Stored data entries
>> start

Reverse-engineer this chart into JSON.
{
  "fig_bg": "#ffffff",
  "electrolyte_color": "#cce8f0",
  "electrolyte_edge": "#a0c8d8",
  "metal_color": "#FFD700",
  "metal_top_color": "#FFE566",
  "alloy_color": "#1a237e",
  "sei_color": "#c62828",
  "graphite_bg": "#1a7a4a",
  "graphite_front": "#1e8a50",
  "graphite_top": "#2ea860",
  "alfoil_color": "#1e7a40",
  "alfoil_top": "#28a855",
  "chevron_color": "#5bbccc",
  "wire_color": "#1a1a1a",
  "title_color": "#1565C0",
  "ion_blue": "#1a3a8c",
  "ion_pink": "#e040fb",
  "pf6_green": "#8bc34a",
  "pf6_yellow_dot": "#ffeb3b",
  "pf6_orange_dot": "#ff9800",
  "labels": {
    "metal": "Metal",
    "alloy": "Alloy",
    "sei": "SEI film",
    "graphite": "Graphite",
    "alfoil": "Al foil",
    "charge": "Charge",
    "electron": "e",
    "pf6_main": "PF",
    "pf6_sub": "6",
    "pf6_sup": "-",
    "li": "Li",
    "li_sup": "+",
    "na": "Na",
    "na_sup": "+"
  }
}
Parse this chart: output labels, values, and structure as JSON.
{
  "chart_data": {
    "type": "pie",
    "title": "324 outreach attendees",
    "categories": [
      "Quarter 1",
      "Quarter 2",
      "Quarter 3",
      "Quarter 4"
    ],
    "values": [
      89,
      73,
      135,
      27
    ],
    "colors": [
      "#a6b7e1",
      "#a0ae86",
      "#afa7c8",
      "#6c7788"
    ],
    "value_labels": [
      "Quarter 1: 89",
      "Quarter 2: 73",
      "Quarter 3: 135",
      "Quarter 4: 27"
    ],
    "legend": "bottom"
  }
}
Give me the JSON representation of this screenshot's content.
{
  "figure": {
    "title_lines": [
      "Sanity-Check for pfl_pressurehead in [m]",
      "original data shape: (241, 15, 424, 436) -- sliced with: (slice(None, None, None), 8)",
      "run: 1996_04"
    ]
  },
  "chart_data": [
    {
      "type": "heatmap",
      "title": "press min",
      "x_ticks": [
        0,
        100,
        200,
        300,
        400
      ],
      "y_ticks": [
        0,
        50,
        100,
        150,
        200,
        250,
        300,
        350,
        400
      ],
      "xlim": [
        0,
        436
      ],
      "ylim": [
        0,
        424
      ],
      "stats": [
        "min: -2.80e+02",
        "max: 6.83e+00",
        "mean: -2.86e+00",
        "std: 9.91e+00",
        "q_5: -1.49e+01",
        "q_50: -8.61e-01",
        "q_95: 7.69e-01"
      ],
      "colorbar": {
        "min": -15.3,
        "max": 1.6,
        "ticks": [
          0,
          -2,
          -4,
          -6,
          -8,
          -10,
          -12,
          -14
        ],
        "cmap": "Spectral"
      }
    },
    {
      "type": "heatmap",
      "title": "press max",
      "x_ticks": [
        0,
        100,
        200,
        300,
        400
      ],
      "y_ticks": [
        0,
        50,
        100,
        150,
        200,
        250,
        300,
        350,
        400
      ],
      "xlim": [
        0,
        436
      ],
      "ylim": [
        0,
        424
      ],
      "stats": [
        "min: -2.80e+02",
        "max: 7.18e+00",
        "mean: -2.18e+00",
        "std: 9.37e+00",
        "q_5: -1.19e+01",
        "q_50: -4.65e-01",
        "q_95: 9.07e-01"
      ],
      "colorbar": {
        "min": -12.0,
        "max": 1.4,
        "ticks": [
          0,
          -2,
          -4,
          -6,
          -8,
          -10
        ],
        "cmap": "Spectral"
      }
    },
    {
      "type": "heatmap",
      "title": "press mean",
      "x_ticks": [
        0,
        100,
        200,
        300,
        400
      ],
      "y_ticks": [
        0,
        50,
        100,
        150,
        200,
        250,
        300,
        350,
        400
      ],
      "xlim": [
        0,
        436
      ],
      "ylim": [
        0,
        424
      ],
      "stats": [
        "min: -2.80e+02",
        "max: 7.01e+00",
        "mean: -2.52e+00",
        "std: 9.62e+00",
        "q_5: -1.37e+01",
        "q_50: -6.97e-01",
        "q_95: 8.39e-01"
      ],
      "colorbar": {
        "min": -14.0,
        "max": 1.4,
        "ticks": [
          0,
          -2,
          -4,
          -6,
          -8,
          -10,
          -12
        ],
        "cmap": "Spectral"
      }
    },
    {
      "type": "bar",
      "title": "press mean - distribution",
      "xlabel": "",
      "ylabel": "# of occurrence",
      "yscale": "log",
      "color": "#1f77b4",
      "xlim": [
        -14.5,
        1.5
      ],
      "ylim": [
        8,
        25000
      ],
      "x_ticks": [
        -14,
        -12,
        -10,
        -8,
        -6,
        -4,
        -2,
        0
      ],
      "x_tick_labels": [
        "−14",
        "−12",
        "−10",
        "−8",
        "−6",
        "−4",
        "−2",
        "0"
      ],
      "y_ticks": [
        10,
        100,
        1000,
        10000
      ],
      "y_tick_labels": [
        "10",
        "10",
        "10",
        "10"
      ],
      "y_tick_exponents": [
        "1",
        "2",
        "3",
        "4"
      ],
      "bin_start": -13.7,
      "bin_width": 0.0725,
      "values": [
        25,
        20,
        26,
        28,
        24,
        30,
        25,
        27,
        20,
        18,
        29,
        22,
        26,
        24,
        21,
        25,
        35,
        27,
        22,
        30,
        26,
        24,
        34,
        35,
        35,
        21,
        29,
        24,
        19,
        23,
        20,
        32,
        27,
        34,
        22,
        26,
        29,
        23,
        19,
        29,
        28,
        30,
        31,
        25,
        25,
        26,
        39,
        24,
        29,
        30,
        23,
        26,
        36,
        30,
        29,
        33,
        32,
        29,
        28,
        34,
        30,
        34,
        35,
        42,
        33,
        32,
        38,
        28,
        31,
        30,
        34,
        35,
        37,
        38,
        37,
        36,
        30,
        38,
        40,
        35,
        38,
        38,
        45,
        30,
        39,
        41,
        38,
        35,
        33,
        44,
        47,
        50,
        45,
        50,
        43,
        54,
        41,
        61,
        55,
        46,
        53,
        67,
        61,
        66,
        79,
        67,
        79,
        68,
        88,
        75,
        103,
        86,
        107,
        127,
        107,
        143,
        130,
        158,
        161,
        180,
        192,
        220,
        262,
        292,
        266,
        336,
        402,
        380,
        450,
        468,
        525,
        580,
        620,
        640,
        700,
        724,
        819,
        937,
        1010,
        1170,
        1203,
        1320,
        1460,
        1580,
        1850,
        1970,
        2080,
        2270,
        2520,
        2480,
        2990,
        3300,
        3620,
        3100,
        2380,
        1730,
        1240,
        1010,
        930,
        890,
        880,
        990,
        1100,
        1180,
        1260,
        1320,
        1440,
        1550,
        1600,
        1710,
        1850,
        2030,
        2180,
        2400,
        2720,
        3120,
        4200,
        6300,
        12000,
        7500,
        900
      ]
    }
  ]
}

>> end

### [TASK DIRECTIONS]
Give the material above again, word for word.

### [OUTPUT FOR THIS EXERCISE]
Reverse-engineer this chart into JSON.
{
  "fig_bg": "#ffffff",
  "electrolyte_color": "#cce8f0",
  "electrolyte_edge": "#a0c8d8",
  "metal_color": "#FFD700",
  "metal_top_color": "#FFE566",
  "alloy_color": "#1a237e",
  "sei_color": "#c62828",
  "graphite_bg": "#1a7a4a",
  "graphite_front": "#1e8a50",
  "graphite_top": "#2ea860",
  "alfoil_color": "#1e7a40",
  "alfoil_top": "#28a855",
  "chevron_color": "#5bbccc",
  "wire_color": "#1a1a1a",
  "title_color": "#1565C0",
  "ion_blue": "#1a3a8c",
  "ion_pink": "#e040fb",
  "pf6_green": "#8bc34a",
  "pf6_yellow_dot": "#ffeb3b",
  "pf6_orange_dot": "#ff9800",
  "labels": {
    "metal": "Metal",
    "alloy": "Alloy",
    "sei": "SEI film",
    "graphite": "Graphite",
    "alfoil": "Al foil",
    "charge": "Charge",
    "electron": "e",
    "pf6_main": "PF",
    "pf6_sub": "6",
    "pf6_sup": "-",
    "li": "Li",
    "li_sup": "+",
    "na": "Na",
    "na_sup": "+"
  }
}
Parse this chart: output labels, values, and structure as JSON.
{
  "chart_data": {
    "type": "pie",
    "title": "324 outreach attendees",
    "categories": [
      "Quarter 1",
      "Quarter 2",
      "Quarter 3",
      "Quarter 4"
    ],
    "values": [
      89,
      73,
      135,
      27
    ],
    "colors": [
      "#a6b7e1",
      "#a0ae86",
      "#afa7c8",
      "#6c7788"
    ],
    "value_labels": [
      "Quarter 1: 89",
      "Quarter 2: 73",
      "Quarter 3: 135",
      "Quarter 4: 27"
    ],
    "legend": "bottom"
  }
}
Give me the JSON representation of this screenshot's content.
{
  "figure": {
    "title_lines": [
      "Sanity-Check for pfl_pressurehead in [m]",
      "original data shape: (241, 15, 424, 436) -- sliced with: (slice(None, None, None), 8)",
      "run: 1996_04"
    ]
  },
  "chart_data": [
    {
      "type": "heatmap",
      "title": "press min",
      "x_ticks": [
        0,
        100,
        200,
        300,
        400
      ],
      "y_ticks": [
        0,
        50,
        100,
        150,
        200,
        250,
        300,
        350,
        400
      ],
      "xlim": [
        0,
        436
      ],
      "ylim": [
        0,
        424
      ],
      "stats": [
        "min: -2.80e+02",
        "max: 6.83e+00",
        "mean: -2.86e+00",
        "std: 9.91e+00",
        "q_5: -1.49e+01",
        "q_50: -8.61e-01",
        "q_95: 7.69e-01"
      ],
      "colorbar": {
        "min": -15.3,
        "max": 1.6,
        "ticks": [
          0,
          -2,
          -4,
          -6,
          -8,
          -10,
          -12,
          -14
        ],
        "cmap": "Spectral"
      }
    },
    {
      "type": "heatmap",
      "title": "press max",
      "x_ticks": [
        0,
        100,
        200,
        300,
        400
      ],
      "y_ticks": [
        0,
        50,
        100,
        150,
        200,
        250,
        300,
        350,
        400
      ],
      "xlim": [
        0,
        436
      ],
      "ylim": [
        0,
        424
      ],
      "stats": [
        "min: -2.80e+02",
        "max: 7.18e+00",
        "mean: -2.18e+00",
        "std: 9.37e+00",
        "q_5: -1.19e+01",
        "q_50: -4.65e-01",
        "q_95: 9.07e-01"
      ],
      "colorbar": {
        "min": -12.0,
        "max": 1.4,
        "ticks": [
          0,
          -2,
          -4,
          -6,
          -8,
          -10
        ],
        "cmap": "Spectral"
      }
    },
    {
      "type": "heatmap",
      "title": "press mean",
      "x_ticks": [
        0,
        100,
        200,
        300,
        400
      ],
      "y_ticks": [
        0,
        50,
        100,
        150,
        200,
        250,
        300,
        350,
        400
      ],
      "xlim": [
        0,
        436
      ],
      "ylim": [
        0,
        424
      ],
      "stats": [
        "min: -2.80e+02",
        "max: 7.01e+00",
        "mean: -2.52e+00",
        "std: 9.62e+00",
        "q_5: -1.37e+01",
        "q_50: -6.97e-01",
        "q_95: 8.39e-01"
      ],
      "colorbar": {
        "min": -14.0,
        "max": 1.4,
        "ticks": [
          0,
          -2,
          -4,
          -6,
          -8,
          -10,
          -12
        ],
        "cmap": "Spectral"
      }
    },
    {
      "type": "bar",
      "title": "press mean - distribution",
      "xlabel": "",
      "ylabel": "# of occurrence",
      "yscale": "log",
      "color": "#1f77b4",
      "xlim": [
        -14.5,
        1.5
      ],
      "ylim": [
        8,
        25000
      ],
      "x_ticks": [
        -14,
        -12,
        -10,
        -8,
        -6,
        -4,
        -2,
        0
      ],
      "x_tick_labels": [
        "−14",
        "−12",
        "−10",
        "−8",
        "−6",
        "−4",
        "−2",
        "0"
      ],
      "y_ticks": [
        10,
        100,
        1000,
        10000
      ],
      "y_tick_labels": [
        "10",
        "10",
        "10",
        "10"
      ],
      "y_tick_exponents": [
        "1",
        "2",
        "3",
        "4"
      ],
      "bin_start": -13.7,
      "bin_width": 0.0725,
      "values": [
        25,
        20,
        26,
        28,
        24,
        30,
        25,
        27,
        20,
        18,
        29,
        22,
        26,
        24,
        21,
        25,
        35,
        27,
        22,
        30,
        26,
        24,
        34,
        35,
        35,
        21,
        29,
        24,
        19,
        23,
        20,
        32,
        27,
        34,
        22,
        26,
        29,
        23,
        19,
        29,
        28,
        30,
        31,
        25,
        25,
        26,
        39,
        24,
        29,
        30,
        23,
        26,
        36,
        30,
        29,
        33,
        32,
        29,
        28,
        34,
        30,
        34,
        35,
        42,
        33,
        32,
        38,
        28,
        31,
        30,
        34,
        35,
        37,
        38,
        37,
        36,
        30,
        38,
        40,
        35,
        38,
        38,
        45,
        30,
        39,
        41,
        38,
        35,
        33,
        44,
        47,
        50,
        45,
        50,
        43,
        54,
        41,
        61,
        55,
        46,
        53,
        67,
        61,
        66,
        79,
        67,
        79,
        68,
        88,
        75,
        103,
        86,
        107,
        127,
        107,
        143,
        130,
        158,
        161,
        180,
        192,
        220,
        262,
        292,
        266,
        336,
        402,
        380,
        450,
        468,
        525,
        580,
        620,
        640,
        700,
        724,
        819,
        937,
        1010,
        1170,
        1203,
        1320,
        1460,
        1580,
        1850,
        1970,
        2080,
        2270,
        2520,
        2480,
        2990,
        3300,
        3620,
        3100,
        2380,
        1730,
        1240,
        1010,
        930,
        890,
        880,
        990,
        1100,
        1180,
        1260,
        1320,
        1440,
        1550,
        1600,
        1710,
        1850,
        2030,
        2180,
        2400,
        2720,
        3120,
        4200,
        6300,
        12000,
        7500,
        900
      ]
    }
  ]
}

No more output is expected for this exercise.